#### [DATA]

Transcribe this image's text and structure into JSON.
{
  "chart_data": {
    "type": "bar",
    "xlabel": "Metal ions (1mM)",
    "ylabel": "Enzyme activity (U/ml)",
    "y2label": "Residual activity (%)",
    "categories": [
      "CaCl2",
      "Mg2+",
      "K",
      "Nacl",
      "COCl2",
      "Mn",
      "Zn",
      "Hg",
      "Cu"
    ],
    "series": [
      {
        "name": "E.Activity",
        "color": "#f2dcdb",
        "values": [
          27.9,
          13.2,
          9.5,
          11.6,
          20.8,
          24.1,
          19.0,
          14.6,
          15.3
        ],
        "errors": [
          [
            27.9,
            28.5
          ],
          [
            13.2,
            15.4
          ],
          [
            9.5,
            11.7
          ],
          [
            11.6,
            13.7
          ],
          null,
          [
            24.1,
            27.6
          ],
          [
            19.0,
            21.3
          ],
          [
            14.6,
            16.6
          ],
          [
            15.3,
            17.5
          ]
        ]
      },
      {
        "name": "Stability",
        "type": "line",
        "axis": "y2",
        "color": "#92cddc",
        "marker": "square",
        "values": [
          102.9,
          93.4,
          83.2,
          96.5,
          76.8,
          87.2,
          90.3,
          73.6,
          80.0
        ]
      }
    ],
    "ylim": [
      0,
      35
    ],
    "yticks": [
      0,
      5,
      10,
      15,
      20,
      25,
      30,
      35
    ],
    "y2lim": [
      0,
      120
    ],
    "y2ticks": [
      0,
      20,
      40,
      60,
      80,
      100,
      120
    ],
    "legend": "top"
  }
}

#### [THE TASK]
Copy every record above exactly as it stands.

#### [WRITTEN RESPONSE]
Transcribe this image's text and structure into JSON.
{
  "chart_data": {
    "type": "bar",
    "xlabel": "Metal ions (1mM)",
    "ylabel": "Enzyme activity (U/ml)",
    "y2label": "Residual activity (%)",
    "categories": [
      "CaCl2",
      "Mg2+",
      "K",
      "Nacl",
      "COCl2",
      "Mn",
      "Zn",
      "Hg",
      "Cu"
    ],
    "series": [
      {
        "name": "E.Activity",
        "color": "#f2dcdb",
        "values": [
          27.9,
          13.2,
          9.5,
          11.6,
          20.8,
          24.1,
          19.0,
          14.6,
          15.3
        ],
        "errors": [
          [
            27.9,
            28.5
          ],
          [
            13.2,
            15.4
          ],
          [
            9.5,
            11.7
          ],
          [
            11.6,
            13.7
          ],
          null,
          [
            24.1,
            27.6
          ],
          [
            19.0,
            21.3
          ],
          [
            14.6,
            16.6
          ],
          [
            15.3,
            17.5
          ]
        ]
      },
      {
        "name": "Stability",
        "type": "line",
        "axis": "y2",
        "color": "#92cddc",
        "marker": "square",
        "values": [
          102.9,
          93.4,
          83.2,
          96.5,
          76.8,
          87.2,
          90.3,
          73.6,
          80.0
        ]
      }
    ],
    "ylim": [
      0,
      35
    ],
    "yticks": [
      0,
      5,
      10,
      15,
      20,
      25,
      30,
      35
    ],
    "y2lim": [
      0,
      120
    ],
    "y2ticks": [
      0,
      20,
      40,
      60,
      80,
      100,
      120
    ],
    "legend": "top"
  }
}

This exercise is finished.